Your objective – Reproduce the entries below in full, word for word.

Material to process –
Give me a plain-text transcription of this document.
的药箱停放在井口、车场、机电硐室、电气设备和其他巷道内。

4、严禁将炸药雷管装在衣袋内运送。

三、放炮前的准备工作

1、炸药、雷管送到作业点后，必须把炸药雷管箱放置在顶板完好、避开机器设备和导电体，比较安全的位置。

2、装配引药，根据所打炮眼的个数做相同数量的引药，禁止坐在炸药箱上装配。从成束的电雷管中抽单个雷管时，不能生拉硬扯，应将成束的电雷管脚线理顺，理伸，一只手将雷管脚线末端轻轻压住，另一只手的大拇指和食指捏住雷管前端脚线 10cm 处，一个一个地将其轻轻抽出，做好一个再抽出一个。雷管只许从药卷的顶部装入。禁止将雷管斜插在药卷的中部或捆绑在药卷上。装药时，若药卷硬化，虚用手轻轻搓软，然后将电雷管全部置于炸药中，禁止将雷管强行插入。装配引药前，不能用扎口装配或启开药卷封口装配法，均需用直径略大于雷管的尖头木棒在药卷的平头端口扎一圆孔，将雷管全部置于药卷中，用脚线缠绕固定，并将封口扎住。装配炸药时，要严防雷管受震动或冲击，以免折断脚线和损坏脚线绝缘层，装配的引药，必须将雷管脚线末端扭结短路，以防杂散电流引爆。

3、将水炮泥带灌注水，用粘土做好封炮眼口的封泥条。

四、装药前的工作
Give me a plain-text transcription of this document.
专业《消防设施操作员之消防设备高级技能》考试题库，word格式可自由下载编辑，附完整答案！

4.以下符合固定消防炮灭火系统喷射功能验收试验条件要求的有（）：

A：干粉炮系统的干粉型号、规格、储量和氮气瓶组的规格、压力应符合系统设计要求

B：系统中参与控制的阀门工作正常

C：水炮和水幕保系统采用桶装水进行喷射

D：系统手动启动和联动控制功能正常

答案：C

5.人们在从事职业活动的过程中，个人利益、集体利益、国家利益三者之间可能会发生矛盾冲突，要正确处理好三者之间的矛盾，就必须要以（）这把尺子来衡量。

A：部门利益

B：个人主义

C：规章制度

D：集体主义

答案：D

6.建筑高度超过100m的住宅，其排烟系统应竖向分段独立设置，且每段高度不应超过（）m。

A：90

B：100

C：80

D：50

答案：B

Solution to this exercise –
Give me a plain-text transcription of this document.
的药箱停放在井口、车场、机电硐室、电气设备和其他巷道内。

4、严禁将炸药雷管装在衣袋内运送。

三、放炮前的准备工作

1、炸药、雷管送到作业点后，必须把炸药雷管箱放置在顶板完好、避开机器设备和导电体，比较安全的位置。

2、装配引药，根据所打炮眼的个数做相同数量的引药，禁止坐在炸药箱上装配。从成束的电雷管中抽单个雷管时，不能生拉硬扯，应将成束的电雷管脚线理顺，理伸，一只手将雷管脚线末端轻轻压住，另一只手的大拇指和食指捏住雷管前端脚线 10cm 处，一个一个地将其轻轻抽出，做好一个再抽出一个。雷管只许从药卷的顶部装入。禁止将雷管斜插在药卷的中部或捆绑在药卷上。装药时，若药卷硬化，虚用手轻轻搓软，然后将电雷管全部置于炸药中，禁止将雷管强行插入。装配引药前，不能用扎口装配或启开药卷封口装配法，均需用直径略大于雷管的尖头木棒在药卷的平头端口扎一圆孔，将雷管全部置于药卷中，用脚线缠绕固定，并将封口扎住。装配炸药时，要严防雷管受震动或冲击，以免折断脚线和损坏脚线绝缘层，装配的引药，必须将雷管脚线末端扭结短路，以防杂散电流引爆。

3、将水炮泥带灌注水，用粘土做好封炮眼口的封泥条。

四、装药前的工作
Give me a plain-text transcription of this document.
专业《消防设施操作员之消防设备高级技能》考试题库，word格式可自由下载编辑，附完整答案！

4.以下符合固定消防炮灭火系统喷射功能验收试验条件要求的有（）：

A：干粉炮系统的干粉型号、规格、储量和氮气瓶组的规格、压力应符合系统设计要求

B：系统中参与控制的阀门工作正常

C：水炮和水幕保系统采用桶装水进行喷射

D：系统手动启动和联动控制功能正常

答案：C

5.人们在从事职业活动的过程中，个人利益、集体利益、国家利益三者之间可能会发生矛盾冲突，要正确处理好三者之间的矛盾，就必须要以（）这把尺子来衡量。

A：部门利益

B：个人主义

C：规章制度

D：集体主义

答案：D

6.建筑高度超过100m的住宅，其排烟系统应竖向分段独立设置，且每段高度不应超过（）m。

A：90

B：100

C：80

D：50

答案：B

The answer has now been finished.